Entries from a visual dataset
┄┄┄┄┄┄

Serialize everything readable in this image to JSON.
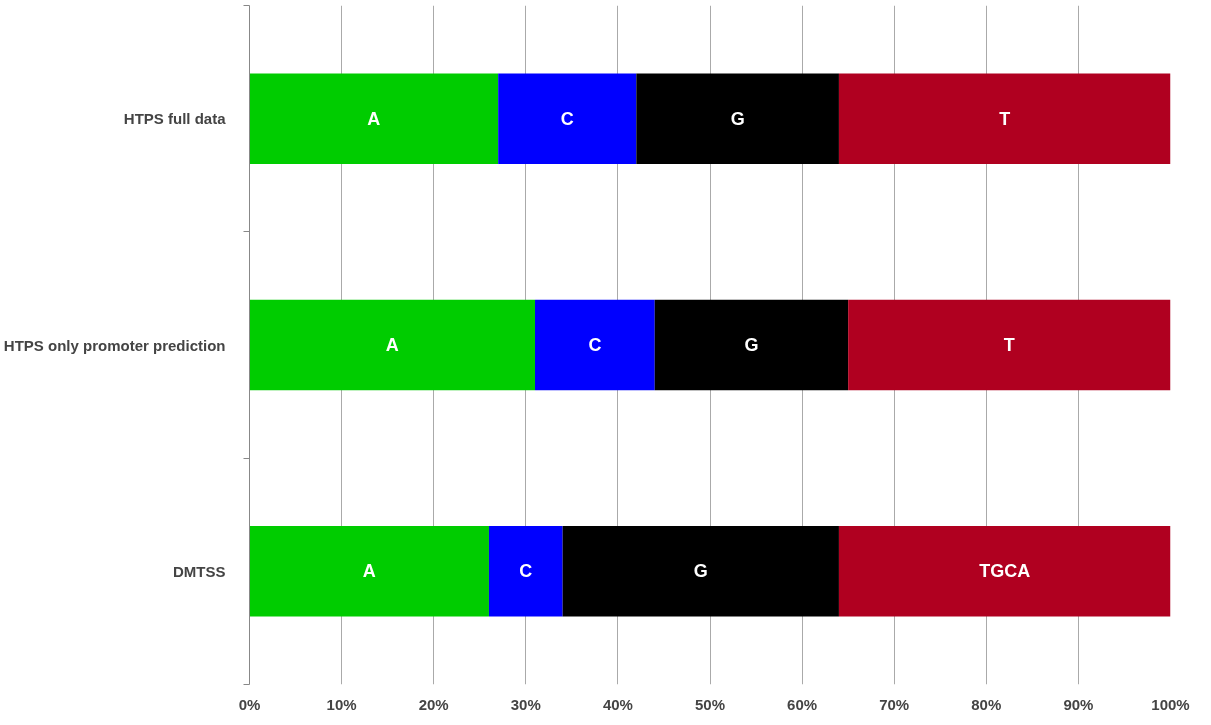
{
  "chart_data": {
    "type": "bar",
    "orientation": "horizontal",
    "stacked": true,
    "categories": [
      "HTPS full data",
      "HTPS only promoter prediction",
      "DMTSS"
    ],
    "series": [
      {
        "color": "#00cc00",
        "values": [
          27,
          31,
          26
        ],
        "value_labels": [
          "A",
          "A",
          "A"
        ]
      },
      {
        "color": "#0000ff",
        "values": [
          15,
          13,
          8
        ],
        "value_labels": [
          "C",
          "C",
          "C"
        ]
      },
      {
        "color": "#000000",
        "values": [
          22,
          21,
          30
        ],
        "value_labels": [
          "G",
          "G",
          "G"
        ]
      },
      {
        "color": "#b00020",
        "values": [
          36,
          35,
          36
        ],
        "value_labels": [
          "T",
          "T",
          "TGCA"
        ]
      }
    ],
    "xlim": [
      0,
      100
    ],
    "xticks": [
      {
        "value": 0,
        "label": "0%"
      },
      {
        "value": 10,
        "label": "10%"
      },
      {
        "value": 20,
        "label": "20%"
      },
      {
        "value": 30,
        "label": "30%"
      },
      {
        "value": 40,
        "label": "40%"
      },
      {
        "value": 50,
        "label": "50%"
      },
      {
        "value": 60,
        "label": "60%"
      },
      {
        "value": 70,
        "label": "70%"
      },
      {
        "value": 80,
        "label": "80%"
      },
      {
        "value": 90,
        "label": "90%"
      },
      {
        "value": 100,
        "label": "100%"
      }
    ],
    "grid": "x"
  }
}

┄┄┄┄┄┄

**Exercise brief**
Copy the records exactly. Skip the pictures.

**Result**
Serialize everything readable in this image to JSON.
{
  "chart_data": {
    "type": "bar",
    "orientation": "horizontal",
    "stacked": true,
    "categories": [
      "HTPS full data",
      "HTPS only promoter prediction",
      "DMTSS"
    ],
    "series": [
      {
        "color": "#00cc00",
        "values": [
          27,
          31,
          26
        ],
        "value_labels": [
          "A",
          "A",
          "A"
        ]
      },
      {
        "color": "#0000ff",
        "values": [
          15,
          13,
          8
        ],
        "value_labels": [
          "C",
          "C",
          "C"
        ]
      },
      {
        "color": "#000000",
        "values": [
          22,
          21,
          30
        ],
        "value_labels": [
          "G",
          "G",
          "G"
        ]
      },
      {
        "color": "#b00020",
        "values": [
          36,
          35,
          36
        ],
        "value_labels": [
          "T",
          "T",
          "TGCA"
        ]
      }
    ],
    "xlim": [
      0,
      100
    ],
    "xticks": [
      {
        "value": 0,
        "label": "0%"
      },
      {
        "value": 10,
        "label": "10%"
      },
      {
        "value": 20,
        "label": "20%"
      },
      {
        "value": 30,
        "label": "30%"
      },
      {
        "value": 40,
        "label": "40%"
      },
      {
        "value": 50,
        "label": "50%"
      },
      {
        "value": 60,
        "label": "60%"
      },
      {
        "value": 70,
        "label": "70%"
      },
      {
        "value": 80,
        "label": "80%"
      },
      {
        "value": 90,
        "label": "90%"
      },
      {
        "value": 100,
        "label": "100%"
      }
    ],
    "grid": "x"
  }
}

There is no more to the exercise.